◆ DO THIS ◆
Find every line of the data that contains the string "Settings" and copy each such line in full. Treat uppercase and lowercase letters as different when matching.

◆ SUPPLIED ENTRIES ◆

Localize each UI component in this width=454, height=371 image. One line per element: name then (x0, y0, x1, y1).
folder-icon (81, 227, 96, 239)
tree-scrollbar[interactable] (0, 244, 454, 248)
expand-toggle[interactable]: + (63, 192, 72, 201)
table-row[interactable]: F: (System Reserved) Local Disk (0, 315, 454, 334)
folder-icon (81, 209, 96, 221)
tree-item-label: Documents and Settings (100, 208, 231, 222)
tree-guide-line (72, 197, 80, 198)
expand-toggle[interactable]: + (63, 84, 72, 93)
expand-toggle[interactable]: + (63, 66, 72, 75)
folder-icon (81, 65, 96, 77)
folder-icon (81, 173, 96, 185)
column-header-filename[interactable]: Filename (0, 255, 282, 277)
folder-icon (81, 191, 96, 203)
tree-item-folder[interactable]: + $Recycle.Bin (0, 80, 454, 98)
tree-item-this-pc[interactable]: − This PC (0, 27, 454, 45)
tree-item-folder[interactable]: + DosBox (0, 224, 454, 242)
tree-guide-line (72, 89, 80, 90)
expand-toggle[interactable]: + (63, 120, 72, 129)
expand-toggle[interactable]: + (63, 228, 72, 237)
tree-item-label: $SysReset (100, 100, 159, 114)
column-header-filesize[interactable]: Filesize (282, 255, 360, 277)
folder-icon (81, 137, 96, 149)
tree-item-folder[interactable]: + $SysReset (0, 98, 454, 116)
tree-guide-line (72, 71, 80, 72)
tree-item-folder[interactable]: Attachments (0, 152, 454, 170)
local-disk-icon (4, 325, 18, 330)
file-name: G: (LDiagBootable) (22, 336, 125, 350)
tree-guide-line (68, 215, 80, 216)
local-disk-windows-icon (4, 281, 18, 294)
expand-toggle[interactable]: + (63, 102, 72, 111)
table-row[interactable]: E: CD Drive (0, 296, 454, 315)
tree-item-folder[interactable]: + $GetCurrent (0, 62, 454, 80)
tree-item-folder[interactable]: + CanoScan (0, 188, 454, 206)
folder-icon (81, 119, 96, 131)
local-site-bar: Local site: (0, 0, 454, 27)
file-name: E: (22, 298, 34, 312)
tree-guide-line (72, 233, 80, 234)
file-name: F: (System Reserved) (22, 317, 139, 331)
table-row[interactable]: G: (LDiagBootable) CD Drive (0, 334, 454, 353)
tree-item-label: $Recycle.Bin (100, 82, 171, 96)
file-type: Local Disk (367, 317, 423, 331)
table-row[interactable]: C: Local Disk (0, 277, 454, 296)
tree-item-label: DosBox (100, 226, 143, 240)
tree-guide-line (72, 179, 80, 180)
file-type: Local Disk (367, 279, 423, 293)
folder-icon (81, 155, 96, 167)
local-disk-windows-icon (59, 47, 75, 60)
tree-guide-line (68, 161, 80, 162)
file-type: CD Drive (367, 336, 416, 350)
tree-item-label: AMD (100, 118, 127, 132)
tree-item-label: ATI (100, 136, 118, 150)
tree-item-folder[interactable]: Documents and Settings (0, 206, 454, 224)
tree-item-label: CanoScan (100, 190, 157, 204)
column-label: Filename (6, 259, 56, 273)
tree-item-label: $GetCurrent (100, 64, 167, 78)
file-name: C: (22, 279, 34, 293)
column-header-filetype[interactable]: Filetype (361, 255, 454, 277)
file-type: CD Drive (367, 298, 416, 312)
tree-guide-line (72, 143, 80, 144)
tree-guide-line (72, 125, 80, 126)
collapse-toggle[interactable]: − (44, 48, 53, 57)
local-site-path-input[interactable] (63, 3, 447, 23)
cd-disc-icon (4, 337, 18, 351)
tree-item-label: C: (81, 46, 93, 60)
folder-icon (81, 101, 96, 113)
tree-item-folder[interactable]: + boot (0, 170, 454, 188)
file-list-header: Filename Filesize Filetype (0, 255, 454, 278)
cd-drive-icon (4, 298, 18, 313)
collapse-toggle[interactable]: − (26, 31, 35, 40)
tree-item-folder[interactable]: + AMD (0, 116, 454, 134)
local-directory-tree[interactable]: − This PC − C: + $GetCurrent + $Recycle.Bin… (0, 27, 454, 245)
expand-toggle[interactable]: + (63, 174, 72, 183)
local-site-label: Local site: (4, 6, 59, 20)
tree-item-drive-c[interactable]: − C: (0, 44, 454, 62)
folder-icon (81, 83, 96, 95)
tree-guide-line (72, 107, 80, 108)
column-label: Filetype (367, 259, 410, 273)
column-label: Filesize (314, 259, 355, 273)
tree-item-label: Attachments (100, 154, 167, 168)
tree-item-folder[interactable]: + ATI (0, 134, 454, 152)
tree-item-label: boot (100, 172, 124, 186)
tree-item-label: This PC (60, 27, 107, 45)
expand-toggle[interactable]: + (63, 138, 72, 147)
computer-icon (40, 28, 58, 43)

◆ ANSWER TO THE EXERCISE ◆
tree-item-label: Documents and Settings (100, 208, 231, 222)
tree-item-folder[interactable]: Documents and Settings (0, 206, 454, 224)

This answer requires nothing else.